Write out every line of the listing below without changing a single character.

--- START SUPPLIED DATA ---

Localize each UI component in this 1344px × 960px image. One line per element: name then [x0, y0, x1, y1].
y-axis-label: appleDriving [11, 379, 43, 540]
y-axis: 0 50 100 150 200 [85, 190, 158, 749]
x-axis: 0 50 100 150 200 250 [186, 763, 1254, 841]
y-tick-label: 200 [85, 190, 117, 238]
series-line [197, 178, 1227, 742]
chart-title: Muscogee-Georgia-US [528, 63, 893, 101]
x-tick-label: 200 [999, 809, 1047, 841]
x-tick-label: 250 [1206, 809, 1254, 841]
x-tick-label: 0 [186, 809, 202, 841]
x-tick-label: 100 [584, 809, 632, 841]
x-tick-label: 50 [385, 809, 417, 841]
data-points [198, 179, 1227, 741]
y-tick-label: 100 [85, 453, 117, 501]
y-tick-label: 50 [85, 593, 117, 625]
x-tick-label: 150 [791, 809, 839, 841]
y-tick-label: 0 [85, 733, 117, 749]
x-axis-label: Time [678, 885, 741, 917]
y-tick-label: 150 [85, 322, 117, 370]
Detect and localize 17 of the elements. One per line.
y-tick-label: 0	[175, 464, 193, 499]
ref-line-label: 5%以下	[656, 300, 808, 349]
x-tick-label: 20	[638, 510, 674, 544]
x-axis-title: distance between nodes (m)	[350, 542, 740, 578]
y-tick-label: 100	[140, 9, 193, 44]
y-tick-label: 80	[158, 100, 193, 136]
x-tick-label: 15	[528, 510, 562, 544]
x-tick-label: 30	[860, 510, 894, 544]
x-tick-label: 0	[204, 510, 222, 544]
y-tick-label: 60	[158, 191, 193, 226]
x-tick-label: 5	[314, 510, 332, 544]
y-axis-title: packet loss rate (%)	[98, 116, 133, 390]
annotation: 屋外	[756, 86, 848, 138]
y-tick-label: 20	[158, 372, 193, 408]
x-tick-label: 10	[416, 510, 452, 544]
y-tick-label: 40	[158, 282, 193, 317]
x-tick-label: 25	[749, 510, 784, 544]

--- END SUPPLIED DATA ---

__RESPONSE TO THE EXERCISE__:
Localize each UI component in this 1344px × 960px image. One line per element: name then [x0, y0, x1, y1].
y-axis-label: appleDriving [11, 379, 43, 540]
y-axis: 0 50 100 150 200 [85, 190, 158, 749]
x-axis: 0 50 100 150 200 250 [186, 763, 1254, 841]
y-tick-label: 200 [85, 190, 117, 238]
series-line [197, 178, 1227, 742]
chart-title: Muscogee-Georgia-US [528, 63, 893, 101]
x-tick-label: 200 [999, 809, 1047, 841]
x-tick-label: 250 [1206, 809, 1254, 841]
x-tick-label: 0 [186, 809, 202, 841]
x-tick-label: 100 [584, 809, 632, 841]
x-tick-label: 50 [385, 809, 417, 841]
data-points [198, 179, 1227, 741]
y-tick-label: 100 [85, 453, 117, 501]
y-tick-label: 50 [85, 593, 117, 625]
x-tick-label: 150 [791, 809, 839, 841]
y-tick-label: 0 [85, 733, 117, 749]
x-axis-label: Time [678, 885, 741, 917]
y-tick-label: 150 [85, 322, 117, 370]
Detect and localize 17 of the elements. One per line.
y-tick-label: 0	[175, 464, 193, 499]
ref-line-label: 5%以下	[656, 300, 808, 349]
x-tick-label: 20	[638, 510, 674, 544]
x-axis-title: distance between nodes (m)	[350, 542, 740, 578]
y-tick-label: 100	[140, 9, 193, 44]
y-tick-label: 80	[158, 100, 193, 136]
x-tick-label: 15	[528, 510, 562, 544]
x-tick-label: 30	[860, 510, 894, 544]
x-tick-label: 0	[204, 510, 222, 544]
y-tick-label: 60	[158, 191, 193, 226]
x-tick-label: 5	[314, 510, 332, 544]
y-axis-title: packet loss rate (%)	[98, 116, 133, 390]
annotation: 屋外	[756, 86, 848, 138]
y-tick-label: 20	[158, 372, 193, 408]
x-tick-label: 10	[416, 510, 452, 544]
y-tick-label: 40	[158, 282, 193, 317]
x-tick-label: 25	[749, 510, 784, 544]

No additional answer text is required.